> Stored records:

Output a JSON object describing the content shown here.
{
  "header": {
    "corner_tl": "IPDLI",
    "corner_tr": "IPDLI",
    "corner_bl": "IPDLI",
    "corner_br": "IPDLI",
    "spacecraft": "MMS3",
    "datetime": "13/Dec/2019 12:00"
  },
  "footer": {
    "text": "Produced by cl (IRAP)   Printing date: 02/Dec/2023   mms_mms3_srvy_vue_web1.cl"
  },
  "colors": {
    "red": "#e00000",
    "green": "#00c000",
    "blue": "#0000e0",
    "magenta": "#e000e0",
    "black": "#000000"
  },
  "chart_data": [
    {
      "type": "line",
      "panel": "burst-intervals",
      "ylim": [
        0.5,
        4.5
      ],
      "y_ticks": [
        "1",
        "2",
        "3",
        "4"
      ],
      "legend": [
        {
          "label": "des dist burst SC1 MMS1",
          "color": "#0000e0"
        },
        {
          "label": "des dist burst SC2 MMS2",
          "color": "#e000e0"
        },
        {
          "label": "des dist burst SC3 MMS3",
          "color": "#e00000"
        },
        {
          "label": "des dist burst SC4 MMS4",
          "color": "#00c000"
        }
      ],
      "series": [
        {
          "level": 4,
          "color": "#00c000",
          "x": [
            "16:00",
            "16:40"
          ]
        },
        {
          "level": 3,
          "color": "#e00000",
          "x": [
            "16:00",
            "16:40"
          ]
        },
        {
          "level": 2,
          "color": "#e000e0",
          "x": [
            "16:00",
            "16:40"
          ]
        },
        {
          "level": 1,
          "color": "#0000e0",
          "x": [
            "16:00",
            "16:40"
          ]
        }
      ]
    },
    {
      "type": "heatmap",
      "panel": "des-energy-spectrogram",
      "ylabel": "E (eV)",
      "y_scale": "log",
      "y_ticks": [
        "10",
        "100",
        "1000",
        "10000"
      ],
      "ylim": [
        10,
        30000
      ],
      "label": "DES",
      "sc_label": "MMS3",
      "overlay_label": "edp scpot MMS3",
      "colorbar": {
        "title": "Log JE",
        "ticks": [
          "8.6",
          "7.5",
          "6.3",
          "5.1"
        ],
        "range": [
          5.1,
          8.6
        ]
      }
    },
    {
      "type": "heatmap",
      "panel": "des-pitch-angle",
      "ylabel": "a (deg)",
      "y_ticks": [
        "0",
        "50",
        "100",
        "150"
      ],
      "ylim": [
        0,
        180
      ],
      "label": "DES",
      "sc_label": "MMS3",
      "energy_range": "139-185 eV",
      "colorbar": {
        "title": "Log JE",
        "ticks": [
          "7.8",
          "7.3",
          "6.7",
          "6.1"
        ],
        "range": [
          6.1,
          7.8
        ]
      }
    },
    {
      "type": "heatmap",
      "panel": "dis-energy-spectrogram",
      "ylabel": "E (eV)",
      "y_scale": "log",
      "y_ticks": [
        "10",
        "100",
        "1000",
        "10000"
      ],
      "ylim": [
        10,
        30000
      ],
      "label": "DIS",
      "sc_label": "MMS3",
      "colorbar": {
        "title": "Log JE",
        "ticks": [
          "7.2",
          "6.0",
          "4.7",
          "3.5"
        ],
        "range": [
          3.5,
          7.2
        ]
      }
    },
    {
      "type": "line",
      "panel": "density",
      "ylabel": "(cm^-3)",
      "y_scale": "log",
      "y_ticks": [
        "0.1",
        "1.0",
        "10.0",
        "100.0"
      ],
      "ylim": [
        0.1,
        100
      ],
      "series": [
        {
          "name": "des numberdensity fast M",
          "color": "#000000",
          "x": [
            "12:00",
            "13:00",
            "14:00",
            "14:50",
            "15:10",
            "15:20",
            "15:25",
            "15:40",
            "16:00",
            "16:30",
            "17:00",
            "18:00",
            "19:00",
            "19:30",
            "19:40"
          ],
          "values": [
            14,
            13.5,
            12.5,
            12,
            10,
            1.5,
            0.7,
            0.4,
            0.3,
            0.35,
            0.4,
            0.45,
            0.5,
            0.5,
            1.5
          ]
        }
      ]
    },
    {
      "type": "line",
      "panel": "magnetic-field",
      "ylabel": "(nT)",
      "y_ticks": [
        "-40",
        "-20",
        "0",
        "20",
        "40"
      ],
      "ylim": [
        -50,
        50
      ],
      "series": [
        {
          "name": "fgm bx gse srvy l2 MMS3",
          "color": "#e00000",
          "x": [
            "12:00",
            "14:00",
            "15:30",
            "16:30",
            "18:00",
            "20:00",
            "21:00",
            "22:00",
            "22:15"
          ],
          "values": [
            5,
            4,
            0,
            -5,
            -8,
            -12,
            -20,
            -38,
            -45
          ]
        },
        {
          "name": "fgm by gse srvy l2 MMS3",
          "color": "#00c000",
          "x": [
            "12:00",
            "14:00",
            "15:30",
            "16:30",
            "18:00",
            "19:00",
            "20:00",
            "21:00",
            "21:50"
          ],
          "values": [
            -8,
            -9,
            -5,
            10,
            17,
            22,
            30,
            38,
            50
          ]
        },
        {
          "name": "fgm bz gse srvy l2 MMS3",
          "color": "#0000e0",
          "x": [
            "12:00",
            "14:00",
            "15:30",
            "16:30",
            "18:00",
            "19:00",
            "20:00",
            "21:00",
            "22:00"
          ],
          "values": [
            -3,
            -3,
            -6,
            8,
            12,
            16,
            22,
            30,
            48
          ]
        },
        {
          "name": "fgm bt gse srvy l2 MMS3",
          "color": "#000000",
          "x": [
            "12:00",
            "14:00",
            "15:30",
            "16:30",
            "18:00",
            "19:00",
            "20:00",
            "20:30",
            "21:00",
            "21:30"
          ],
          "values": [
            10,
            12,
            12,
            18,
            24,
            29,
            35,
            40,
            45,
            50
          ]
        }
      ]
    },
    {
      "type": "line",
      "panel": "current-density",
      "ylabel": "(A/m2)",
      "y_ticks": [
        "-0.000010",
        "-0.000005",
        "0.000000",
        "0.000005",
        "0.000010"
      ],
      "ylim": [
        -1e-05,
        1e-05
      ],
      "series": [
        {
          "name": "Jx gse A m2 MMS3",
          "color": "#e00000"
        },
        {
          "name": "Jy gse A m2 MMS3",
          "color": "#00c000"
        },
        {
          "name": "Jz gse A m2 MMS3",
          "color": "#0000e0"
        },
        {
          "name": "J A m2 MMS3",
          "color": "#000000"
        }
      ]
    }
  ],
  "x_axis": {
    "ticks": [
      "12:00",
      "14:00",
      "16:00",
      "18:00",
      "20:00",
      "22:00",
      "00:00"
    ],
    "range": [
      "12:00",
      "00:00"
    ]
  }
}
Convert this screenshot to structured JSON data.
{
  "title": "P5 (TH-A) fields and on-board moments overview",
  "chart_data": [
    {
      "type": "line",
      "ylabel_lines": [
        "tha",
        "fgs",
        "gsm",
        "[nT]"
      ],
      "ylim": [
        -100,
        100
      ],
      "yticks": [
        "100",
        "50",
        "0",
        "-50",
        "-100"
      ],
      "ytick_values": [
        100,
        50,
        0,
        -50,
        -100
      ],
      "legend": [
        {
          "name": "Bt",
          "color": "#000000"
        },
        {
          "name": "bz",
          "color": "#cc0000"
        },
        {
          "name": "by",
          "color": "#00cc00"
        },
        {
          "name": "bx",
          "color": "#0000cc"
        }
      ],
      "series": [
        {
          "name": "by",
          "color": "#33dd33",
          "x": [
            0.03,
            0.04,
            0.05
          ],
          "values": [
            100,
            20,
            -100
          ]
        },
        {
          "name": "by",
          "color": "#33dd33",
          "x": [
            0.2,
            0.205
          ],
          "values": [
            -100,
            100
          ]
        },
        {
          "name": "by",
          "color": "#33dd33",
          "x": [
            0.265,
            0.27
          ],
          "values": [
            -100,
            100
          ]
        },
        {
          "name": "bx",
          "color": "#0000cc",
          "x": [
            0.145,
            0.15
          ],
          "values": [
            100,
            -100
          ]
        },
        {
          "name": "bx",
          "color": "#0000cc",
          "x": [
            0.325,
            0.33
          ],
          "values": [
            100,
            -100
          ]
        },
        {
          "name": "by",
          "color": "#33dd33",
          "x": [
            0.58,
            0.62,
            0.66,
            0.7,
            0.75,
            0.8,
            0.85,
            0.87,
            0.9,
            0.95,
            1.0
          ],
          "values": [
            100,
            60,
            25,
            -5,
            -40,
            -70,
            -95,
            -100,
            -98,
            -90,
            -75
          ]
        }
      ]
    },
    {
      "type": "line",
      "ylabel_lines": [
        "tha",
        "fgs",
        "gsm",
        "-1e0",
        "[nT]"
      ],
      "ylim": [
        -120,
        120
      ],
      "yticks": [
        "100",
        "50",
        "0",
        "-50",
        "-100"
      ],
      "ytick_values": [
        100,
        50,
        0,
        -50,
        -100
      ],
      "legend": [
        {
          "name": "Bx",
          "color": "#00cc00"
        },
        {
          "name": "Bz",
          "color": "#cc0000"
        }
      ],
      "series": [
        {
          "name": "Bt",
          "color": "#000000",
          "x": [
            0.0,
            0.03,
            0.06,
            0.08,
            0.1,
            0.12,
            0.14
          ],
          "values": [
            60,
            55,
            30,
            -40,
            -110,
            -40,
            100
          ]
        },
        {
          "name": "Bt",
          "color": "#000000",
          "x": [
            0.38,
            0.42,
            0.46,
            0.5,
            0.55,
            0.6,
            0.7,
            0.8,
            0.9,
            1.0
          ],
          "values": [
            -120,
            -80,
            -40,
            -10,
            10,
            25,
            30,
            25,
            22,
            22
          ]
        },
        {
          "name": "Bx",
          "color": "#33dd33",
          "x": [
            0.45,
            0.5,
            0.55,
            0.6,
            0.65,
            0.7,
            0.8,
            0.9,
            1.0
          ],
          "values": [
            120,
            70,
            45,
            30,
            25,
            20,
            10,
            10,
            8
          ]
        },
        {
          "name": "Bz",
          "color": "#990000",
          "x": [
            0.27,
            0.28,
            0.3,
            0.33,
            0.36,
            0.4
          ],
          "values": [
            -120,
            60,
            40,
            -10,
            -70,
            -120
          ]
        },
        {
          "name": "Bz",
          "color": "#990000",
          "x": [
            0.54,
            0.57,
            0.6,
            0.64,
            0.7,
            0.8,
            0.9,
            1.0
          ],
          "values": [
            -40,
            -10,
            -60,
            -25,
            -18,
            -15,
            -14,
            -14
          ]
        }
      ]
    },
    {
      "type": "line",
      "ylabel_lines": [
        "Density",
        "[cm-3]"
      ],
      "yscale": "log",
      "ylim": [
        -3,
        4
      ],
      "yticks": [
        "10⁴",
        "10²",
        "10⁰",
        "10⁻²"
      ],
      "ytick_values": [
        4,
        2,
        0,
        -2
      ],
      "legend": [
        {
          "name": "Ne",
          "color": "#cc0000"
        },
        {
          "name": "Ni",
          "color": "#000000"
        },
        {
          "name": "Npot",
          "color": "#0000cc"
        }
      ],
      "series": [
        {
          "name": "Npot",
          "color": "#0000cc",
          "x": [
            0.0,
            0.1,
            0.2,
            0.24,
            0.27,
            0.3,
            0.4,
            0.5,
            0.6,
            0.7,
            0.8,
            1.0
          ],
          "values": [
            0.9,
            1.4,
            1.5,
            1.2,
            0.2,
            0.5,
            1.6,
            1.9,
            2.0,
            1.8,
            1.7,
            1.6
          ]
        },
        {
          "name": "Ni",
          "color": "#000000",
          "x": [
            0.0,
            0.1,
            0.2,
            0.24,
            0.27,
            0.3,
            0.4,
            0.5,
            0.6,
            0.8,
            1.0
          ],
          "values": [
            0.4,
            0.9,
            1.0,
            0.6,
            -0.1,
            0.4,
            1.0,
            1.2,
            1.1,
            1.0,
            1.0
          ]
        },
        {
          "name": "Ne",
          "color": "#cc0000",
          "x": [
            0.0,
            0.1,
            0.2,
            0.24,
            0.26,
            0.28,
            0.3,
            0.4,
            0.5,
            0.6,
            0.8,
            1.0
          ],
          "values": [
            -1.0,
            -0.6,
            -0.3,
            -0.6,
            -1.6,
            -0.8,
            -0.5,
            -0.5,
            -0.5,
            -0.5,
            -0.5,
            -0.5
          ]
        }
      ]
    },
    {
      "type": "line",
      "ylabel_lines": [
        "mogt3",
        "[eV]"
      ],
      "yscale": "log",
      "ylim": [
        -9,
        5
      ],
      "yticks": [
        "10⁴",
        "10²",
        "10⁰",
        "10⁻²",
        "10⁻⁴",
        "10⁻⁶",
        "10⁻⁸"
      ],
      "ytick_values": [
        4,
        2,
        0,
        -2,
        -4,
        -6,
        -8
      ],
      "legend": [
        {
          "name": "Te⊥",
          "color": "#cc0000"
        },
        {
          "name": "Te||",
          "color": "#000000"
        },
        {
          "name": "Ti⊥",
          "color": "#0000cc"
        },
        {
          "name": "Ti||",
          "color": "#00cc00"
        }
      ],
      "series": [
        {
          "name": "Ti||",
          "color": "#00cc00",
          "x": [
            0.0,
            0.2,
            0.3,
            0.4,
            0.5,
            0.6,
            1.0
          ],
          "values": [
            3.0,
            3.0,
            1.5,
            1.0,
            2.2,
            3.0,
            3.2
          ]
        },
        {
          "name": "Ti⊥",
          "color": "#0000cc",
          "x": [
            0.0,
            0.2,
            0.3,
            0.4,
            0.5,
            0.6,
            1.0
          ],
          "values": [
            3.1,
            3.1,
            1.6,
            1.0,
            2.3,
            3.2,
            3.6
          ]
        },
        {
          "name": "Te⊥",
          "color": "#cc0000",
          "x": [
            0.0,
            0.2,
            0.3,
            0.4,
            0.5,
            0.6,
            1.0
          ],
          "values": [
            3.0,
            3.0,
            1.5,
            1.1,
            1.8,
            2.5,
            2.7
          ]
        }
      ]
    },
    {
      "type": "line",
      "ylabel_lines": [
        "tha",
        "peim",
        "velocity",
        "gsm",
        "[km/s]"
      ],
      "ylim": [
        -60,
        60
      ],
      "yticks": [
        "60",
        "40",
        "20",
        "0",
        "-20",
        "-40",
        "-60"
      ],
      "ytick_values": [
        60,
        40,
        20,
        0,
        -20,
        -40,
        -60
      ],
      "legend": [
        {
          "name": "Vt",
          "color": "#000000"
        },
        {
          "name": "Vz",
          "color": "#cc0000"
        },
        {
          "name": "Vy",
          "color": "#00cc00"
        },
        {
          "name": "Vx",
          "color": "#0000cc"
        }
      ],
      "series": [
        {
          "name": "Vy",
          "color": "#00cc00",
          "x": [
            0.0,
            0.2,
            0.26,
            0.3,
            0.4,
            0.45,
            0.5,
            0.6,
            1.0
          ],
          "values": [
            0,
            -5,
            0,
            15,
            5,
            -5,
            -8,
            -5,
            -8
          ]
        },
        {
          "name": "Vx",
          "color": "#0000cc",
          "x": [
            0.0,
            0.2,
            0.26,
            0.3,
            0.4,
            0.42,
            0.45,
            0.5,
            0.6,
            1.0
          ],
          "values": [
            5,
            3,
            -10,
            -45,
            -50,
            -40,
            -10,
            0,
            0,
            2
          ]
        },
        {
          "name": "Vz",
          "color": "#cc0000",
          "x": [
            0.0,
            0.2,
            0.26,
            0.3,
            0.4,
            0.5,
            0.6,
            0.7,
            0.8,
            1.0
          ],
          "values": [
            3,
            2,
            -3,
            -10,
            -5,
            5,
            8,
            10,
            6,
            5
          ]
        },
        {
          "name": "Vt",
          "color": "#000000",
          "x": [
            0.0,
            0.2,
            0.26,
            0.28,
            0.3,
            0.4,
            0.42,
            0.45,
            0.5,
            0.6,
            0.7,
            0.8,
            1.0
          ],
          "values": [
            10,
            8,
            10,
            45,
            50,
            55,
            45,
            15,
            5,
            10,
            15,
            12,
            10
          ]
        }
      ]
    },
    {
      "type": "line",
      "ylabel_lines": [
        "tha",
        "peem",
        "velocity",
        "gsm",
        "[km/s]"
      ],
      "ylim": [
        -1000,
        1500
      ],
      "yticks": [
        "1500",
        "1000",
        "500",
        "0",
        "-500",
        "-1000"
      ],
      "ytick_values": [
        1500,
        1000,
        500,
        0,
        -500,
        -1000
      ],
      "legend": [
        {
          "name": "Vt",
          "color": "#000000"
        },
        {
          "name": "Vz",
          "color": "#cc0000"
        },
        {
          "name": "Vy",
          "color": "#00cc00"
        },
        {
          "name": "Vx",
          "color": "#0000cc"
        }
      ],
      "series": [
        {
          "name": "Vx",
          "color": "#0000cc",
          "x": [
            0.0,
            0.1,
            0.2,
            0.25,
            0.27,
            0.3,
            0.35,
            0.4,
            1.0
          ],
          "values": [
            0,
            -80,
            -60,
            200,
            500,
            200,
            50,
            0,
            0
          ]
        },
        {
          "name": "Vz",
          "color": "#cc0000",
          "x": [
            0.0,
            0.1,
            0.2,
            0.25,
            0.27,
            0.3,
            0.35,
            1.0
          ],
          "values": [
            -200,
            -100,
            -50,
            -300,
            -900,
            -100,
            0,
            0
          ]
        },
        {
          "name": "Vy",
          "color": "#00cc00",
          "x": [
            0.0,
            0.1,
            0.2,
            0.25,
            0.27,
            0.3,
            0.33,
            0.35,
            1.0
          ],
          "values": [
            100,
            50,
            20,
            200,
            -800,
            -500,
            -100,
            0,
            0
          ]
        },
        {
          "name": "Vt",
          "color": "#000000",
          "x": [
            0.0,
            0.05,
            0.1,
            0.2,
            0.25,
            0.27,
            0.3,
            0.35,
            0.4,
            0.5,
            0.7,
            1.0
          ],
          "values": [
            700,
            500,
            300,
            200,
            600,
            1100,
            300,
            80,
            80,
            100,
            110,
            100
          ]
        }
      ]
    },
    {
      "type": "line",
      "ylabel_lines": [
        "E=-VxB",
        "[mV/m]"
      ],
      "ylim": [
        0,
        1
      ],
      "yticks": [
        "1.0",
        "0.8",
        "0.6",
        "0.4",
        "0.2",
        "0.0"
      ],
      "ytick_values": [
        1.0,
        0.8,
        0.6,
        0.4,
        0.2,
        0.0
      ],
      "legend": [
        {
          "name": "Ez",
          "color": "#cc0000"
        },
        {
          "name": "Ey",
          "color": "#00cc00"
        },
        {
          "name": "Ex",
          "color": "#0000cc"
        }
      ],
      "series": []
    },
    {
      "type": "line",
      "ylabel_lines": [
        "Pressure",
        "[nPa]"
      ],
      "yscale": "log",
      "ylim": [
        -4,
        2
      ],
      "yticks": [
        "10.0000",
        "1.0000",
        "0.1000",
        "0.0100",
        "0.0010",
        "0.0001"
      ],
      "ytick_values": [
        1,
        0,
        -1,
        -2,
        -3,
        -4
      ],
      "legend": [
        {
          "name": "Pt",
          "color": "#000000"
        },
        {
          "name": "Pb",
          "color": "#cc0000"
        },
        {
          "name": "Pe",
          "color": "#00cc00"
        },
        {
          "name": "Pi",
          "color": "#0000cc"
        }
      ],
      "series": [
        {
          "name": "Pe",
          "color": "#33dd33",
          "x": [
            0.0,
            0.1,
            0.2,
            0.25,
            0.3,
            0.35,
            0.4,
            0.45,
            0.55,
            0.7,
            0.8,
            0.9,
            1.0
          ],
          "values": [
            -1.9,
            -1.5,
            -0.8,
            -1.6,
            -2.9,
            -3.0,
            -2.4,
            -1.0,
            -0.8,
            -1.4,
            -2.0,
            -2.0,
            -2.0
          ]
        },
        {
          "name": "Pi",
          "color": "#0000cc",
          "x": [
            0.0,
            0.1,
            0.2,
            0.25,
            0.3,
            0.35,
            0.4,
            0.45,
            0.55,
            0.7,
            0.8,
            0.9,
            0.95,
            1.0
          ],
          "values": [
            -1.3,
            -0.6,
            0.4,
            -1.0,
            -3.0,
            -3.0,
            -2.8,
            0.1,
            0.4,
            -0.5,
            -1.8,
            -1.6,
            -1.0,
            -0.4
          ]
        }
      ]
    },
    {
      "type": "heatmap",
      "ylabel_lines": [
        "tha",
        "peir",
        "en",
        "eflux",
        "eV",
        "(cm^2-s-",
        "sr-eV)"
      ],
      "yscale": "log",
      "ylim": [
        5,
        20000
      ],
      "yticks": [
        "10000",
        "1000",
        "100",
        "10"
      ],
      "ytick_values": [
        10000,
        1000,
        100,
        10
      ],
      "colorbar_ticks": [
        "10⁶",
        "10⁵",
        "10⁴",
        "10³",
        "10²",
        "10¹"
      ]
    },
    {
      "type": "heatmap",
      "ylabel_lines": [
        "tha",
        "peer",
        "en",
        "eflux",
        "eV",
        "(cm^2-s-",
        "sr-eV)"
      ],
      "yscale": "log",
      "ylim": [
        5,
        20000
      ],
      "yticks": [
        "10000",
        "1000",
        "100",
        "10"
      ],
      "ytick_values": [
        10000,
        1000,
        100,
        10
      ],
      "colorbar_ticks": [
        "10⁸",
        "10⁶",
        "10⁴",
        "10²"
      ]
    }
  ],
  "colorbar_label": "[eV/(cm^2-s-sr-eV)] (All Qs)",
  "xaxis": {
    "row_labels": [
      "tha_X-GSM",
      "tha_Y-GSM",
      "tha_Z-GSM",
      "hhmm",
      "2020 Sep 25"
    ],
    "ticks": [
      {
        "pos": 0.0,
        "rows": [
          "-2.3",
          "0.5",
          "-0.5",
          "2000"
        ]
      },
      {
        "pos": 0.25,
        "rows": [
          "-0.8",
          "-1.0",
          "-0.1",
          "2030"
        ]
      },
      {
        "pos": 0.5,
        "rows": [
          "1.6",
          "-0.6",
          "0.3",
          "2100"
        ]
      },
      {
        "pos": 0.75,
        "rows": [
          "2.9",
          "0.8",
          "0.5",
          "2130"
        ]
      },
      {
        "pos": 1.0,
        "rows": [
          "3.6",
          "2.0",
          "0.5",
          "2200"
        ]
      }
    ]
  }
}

> What you are asked to do: Show all lines in the entries above where the word "spectrogram" appears.

> Solved problem:
      "panel": "des-energy-spectrogram",
      "panel": "dis-energy-spectrogram",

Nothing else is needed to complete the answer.